*THE PROBLEM*
Quote each record exactly, please, leaving none out.

*RECORDS TO USE*
------------------------------------------------------------------------

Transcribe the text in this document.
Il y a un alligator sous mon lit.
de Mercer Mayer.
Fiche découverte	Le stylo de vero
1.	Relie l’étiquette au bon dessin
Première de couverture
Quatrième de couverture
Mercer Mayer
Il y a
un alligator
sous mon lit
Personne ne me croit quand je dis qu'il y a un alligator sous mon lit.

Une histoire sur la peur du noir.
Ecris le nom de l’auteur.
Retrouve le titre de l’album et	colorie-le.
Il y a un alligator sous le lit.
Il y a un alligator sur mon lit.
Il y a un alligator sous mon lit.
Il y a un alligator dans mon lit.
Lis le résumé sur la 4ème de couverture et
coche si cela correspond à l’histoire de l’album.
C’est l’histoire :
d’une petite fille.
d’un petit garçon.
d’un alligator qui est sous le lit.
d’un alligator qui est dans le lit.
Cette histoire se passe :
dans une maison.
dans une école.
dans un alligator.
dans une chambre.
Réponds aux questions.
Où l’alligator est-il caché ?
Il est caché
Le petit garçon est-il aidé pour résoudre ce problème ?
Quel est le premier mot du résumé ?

------------------------------------------------------------------------

*PROBLEM SOLUTION*
Transcribe the text in this document.
Il y a un alligator sous mon lit.
de Mercer Mayer.
Fiche découverte	Le stylo de vero
1.	Relie l’étiquette au bon dessin
Première de couverture
Quatrième de couverture
Mercer Mayer
Il y a
un alligator
sous mon lit
Personne ne me croit quand je dis qu'il y a un alligator sous mon lit.

Une histoire sur la peur du noir.
Ecris le nom de l’auteur.
Retrouve le titre de l’album et	colorie-le.
Il y a un alligator sous le lit.
Il y a un alligator sur mon lit.
Il y a un alligator sous mon lit.
Il y a un alligator dans mon lit.
Lis le résumé sur la 4ème de couverture et
coche si cela correspond à l’histoire de l’album.
C’est l’histoire :
d’une petite fille.
d’un petit garçon.
d’un alligator qui est sous le lit.
d’un alligator qui est dans le lit.
Cette histoire se passe :
dans une maison.
dans une école.
dans un alligator.
dans une chambre.
Réponds aux questions.
Où l’alligator est-il caché ?
Il est caché
Le petit garçon est-il aidé pour résoudre ce problème ?
Quel est le premier mot du résumé ?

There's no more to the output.